*Input records*:

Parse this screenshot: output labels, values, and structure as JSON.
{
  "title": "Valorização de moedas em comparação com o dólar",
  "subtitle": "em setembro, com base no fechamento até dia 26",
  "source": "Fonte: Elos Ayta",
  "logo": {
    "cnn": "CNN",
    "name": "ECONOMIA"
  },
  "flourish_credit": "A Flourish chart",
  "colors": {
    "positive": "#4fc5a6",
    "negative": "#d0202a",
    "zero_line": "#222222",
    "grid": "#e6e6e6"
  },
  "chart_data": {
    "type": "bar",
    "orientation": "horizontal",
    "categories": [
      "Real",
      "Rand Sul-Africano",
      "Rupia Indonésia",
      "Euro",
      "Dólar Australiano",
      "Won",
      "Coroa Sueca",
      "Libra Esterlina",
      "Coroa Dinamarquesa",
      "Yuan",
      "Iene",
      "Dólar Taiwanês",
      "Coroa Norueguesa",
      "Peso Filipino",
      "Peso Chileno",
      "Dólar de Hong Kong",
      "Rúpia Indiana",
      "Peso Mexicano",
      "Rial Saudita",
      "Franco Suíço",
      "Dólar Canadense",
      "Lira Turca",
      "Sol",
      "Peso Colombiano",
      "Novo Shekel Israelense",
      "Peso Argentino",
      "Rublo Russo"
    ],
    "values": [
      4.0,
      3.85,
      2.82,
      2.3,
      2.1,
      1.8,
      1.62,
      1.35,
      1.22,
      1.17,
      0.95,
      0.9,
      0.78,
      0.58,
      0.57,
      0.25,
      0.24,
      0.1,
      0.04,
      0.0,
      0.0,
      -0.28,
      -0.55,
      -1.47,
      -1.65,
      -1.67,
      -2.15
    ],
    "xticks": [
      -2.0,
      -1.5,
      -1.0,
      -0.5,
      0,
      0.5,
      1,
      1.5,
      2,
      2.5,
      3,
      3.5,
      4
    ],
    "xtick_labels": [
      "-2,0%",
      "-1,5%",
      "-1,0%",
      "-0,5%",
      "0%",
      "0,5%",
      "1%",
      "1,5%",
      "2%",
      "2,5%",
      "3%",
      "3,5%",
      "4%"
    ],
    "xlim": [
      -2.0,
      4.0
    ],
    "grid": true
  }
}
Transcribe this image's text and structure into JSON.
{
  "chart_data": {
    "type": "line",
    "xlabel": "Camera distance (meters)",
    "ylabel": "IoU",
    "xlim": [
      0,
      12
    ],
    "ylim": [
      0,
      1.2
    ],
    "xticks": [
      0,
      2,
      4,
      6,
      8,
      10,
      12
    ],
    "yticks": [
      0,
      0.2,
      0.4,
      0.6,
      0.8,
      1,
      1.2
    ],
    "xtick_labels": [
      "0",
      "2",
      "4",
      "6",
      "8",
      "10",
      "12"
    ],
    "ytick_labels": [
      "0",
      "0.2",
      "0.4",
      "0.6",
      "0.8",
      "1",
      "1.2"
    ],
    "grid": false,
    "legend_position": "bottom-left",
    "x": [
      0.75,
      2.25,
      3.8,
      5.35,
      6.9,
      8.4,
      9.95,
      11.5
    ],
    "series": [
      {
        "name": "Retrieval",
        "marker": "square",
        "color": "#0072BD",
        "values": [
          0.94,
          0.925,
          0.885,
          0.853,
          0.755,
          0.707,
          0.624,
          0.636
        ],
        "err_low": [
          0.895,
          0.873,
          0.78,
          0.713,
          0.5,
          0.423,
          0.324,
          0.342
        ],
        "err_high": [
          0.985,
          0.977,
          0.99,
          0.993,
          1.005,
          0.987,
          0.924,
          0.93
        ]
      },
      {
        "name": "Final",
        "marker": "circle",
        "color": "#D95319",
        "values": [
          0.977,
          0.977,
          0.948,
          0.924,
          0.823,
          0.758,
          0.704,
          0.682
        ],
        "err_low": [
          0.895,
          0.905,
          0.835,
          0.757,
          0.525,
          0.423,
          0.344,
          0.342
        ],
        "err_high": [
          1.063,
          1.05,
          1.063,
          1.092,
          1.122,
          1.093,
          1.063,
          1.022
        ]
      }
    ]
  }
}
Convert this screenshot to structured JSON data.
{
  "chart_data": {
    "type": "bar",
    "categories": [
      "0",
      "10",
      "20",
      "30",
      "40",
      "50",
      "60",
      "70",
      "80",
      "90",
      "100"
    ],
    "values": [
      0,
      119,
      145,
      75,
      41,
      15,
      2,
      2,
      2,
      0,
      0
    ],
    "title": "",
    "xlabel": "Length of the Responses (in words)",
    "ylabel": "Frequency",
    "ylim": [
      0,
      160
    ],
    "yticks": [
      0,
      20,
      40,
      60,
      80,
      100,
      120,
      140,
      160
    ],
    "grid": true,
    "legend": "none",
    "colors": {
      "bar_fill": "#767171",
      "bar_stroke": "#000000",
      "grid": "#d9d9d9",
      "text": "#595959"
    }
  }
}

*To be done*: Set down the listing above in full, please, exactly as it appears.

*The response*:
Parse this screenshot: output labels, values, and structure as JSON.
{
  "title": "Valorização de moedas em comparação com o dólar",
  "subtitle": "em setembro, com base no fechamento até dia 26",
  "source": "Fonte: Elos Ayta",
  "logo": {
    "cnn": "CNN",
    "name": "ECONOMIA"
  },
  "flourish_credit": "A Flourish chart",
  "colors": {
    "positive": "#4fc5a6",
    "negative": "#d0202a",
    "zero_line": "#222222",
    "grid": "#e6e6e6"
  },
  "chart_data": {
    "type": "bar",
    "orientation": "horizontal",
    "categories": [
      "Real",
      "Rand Sul-Africano",
      "Rupia Indonésia",
      "Euro",
      "Dólar Australiano",
      "Won",
      "Coroa Sueca",
      "Libra Esterlina",
      "Coroa Dinamarquesa",
      "Yuan",
      "Iene",
      "Dólar Taiwanês",
      "Coroa Norueguesa",
      "Peso Filipino",
      "Peso Chileno",
      "Dólar de Hong Kong",
      "Rúpia Indiana",
      "Peso Mexicano",
      "Rial Saudita",
      "Franco Suíço",
      "Dólar Canadense",
      "Lira Turca",
      "Sol",
      "Peso Colombiano",
      "Novo Shekel Israelense",
      "Peso Argentino",
      "Rublo Russo"
    ],
    "values": [
      4.0,
      3.85,
      2.82,
      2.3,
      2.1,
      1.8,
      1.62,
      1.35,
      1.22,
      1.17,
      0.95,
      0.9,
      0.78,
      0.58,
      0.57,
      0.25,
      0.24,
      0.1,
      0.04,
      0.0,
      0.0,
      -0.28,
      -0.55,
      -1.47,
      -1.65,
      -1.67,
      -2.15
    ],
    "xticks": [
      -2.0,
      -1.5,
      -1.0,
      -0.5,
      0,
      0.5,
      1,
      1.5,
      2,
      2.5,
      3,
      3.5,
      4
    ],
    "xtick_labels": [
      "-2,0%",
      "-1,5%",
      "-1,0%",
      "-0,5%",
      "0%",
      "0,5%",
      "1%",
      "1,5%",
      "2%",
      "2,5%",
      "3%",
      "3,5%",
      "4%"
    ],
    "xlim": [
      -2.0,
      4.0
    ],
    "grid": true
  }
}
Transcribe this image's text and structure into JSON.
{
  "chart_data": {
    "type": "line",
    "xlabel": "Camera distance (meters)",
    "ylabel": "IoU",
    "xlim": [
      0,
      12
    ],
    "ylim": [
      0,
      1.2
    ],
    "xticks": [
      0,
      2,
      4,
      6,
      8,
      10,
      12
    ],
    "yticks": [
      0,
      0.2,
      0.4,
      0.6,
      0.8,
      1,
      1.2
    ],
    "xtick_labels": [
      "0",
      "2",
      "4",
      "6",
      "8",
      "10",
      "12"
    ],
    "ytick_labels": [
      "0",
      "0.2",
      "0.4",
      "0.6",
      "0.8",
      "1",
      "1.2"
    ],
    "grid": false,
    "legend_position": "bottom-left",
    "x": [
      0.75,
      2.25,
      3.8,
      5.35,
      6.9,
      8.4,
      9.95,
      11.5
    ],
    "series": [
      {
        "name": "Retrieval",
        "marker": "square",
        "color": "#0072BD",
        "values": [
          0.94,
          0.925,
          0.885,
          0.853,
          0.755,
          0.707,
          0.624,
          0.636
        ],
        "err_low": [
          0.895,
          0.873,
          0.78,
          0.713,
          0.5,
          0.423,
          0.324,
          0.342
        ],
        "err_high": [
          0.985,
          0.977,
          0.99,
          0.993,
          1.005,
          0.987,
          0.924,
          0.93
        ]
      },
      {
        "name": "Final",
        "marker": "circle",
        "color": "#D95319",
        "values": [
          0.977,
          0.977,
          0.948,
          0.924,
          0.823,
          0.758,
          0.704,
          0.682
        ],
        "err_low": [
          0.895,
          0.905,
          0.835,
          0.757,
          0.525,
          0.423,
          0.344,
          0.342
        ],
        "err_high": [
          1.063,
          1.05,
          1.063,
          1.092,
          1.122,
          1.093,
          1.063,
          1.022
        ]
      }
    ]
  }
}
Convert this screenshot to structured JSON data.
{
  "chart_data": {
    "type": "bar",
    "categories": [
      "0",
      "10",
      "20",
      "30",
      "40",
      "50",
      "60",
      "70",
      "80",
      "90",
      "100"
    ],
    "values": [
      0,
      119,
      145,
      75,
      41,
      15,
      2,
      2,
      2,
      0,
      0
    ],
    "title": "",
    "xlabel": "Length of the Responses (in words)",
    "ylabel": "Frequency",
    "ylim": [
      0,
      160
    ],
    "yticks": [
      0,
      20,
      40,
      60,
      80,
      100,
      120,
      140,
      160
    ],
    "grid": true,
    "legend": "none",
    "colors": {
      "bar_fill": "#767171",
      "bar_stroke": "#000000",
      "grid": "#d9d9d9",
      "text": "#595959"
    }
  }
}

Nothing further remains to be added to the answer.